(Figure dataset records)
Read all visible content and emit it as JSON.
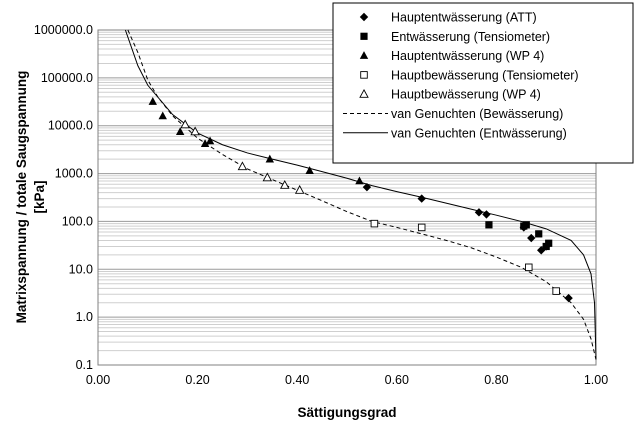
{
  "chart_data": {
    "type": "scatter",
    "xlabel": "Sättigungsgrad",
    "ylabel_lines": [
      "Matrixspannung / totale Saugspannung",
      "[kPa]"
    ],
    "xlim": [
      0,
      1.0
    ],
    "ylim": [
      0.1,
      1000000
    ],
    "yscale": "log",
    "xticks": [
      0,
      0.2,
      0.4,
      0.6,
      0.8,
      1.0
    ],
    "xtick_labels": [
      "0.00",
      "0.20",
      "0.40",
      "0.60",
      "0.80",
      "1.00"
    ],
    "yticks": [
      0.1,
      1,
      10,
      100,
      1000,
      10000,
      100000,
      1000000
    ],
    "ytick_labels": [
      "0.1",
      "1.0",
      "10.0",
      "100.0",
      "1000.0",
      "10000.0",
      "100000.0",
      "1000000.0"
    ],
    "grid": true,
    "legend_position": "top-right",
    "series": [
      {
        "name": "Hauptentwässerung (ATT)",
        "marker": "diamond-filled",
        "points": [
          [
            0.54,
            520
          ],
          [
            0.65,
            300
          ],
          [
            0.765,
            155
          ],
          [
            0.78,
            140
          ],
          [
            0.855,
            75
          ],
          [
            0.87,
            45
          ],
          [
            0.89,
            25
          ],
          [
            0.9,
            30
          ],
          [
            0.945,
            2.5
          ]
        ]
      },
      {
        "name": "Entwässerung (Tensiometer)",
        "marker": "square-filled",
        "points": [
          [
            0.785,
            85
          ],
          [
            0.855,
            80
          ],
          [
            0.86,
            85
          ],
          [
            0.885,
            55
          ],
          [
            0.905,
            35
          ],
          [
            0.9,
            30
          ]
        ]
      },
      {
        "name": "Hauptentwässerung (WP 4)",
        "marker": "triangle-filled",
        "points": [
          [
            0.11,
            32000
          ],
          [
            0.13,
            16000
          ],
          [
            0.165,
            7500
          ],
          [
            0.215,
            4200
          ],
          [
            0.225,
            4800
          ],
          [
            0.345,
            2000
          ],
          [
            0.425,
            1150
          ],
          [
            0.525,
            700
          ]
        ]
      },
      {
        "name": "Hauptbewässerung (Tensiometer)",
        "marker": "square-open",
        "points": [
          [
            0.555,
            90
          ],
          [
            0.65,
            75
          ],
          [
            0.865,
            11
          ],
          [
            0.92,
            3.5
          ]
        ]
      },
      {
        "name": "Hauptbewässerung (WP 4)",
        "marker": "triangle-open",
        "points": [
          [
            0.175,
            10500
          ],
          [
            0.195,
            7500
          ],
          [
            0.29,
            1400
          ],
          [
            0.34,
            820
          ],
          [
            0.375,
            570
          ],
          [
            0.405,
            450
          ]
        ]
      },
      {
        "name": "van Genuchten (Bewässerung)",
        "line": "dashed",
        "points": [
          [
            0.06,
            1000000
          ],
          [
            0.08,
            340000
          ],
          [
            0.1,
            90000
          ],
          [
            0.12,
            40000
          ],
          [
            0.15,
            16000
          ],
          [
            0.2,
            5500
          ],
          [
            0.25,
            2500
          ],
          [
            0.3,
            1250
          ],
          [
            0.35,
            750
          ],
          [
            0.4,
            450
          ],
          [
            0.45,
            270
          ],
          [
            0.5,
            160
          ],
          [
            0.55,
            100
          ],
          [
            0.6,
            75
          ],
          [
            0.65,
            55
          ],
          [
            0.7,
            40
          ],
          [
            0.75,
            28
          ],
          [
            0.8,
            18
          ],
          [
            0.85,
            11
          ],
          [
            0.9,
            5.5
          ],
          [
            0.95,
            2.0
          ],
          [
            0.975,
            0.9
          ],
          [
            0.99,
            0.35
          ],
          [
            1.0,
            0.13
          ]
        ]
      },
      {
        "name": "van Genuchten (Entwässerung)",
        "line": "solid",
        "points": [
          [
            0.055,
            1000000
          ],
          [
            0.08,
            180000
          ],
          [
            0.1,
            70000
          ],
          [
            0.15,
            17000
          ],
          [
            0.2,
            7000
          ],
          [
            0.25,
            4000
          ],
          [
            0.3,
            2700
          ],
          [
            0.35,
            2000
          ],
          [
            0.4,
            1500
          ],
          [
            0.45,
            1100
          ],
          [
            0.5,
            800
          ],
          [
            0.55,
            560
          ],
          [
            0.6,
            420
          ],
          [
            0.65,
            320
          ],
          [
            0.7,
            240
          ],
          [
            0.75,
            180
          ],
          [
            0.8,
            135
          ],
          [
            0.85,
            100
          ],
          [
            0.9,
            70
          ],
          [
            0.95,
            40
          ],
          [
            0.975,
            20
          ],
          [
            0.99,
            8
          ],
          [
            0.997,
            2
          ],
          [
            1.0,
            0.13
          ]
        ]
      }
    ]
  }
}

■ **PROBLEM**:
Copy, from the material, each line that holds the string "square".

■ **PROBLEM SOLUTION**:
        "marker": "square-filled",
        "marker": "square-open",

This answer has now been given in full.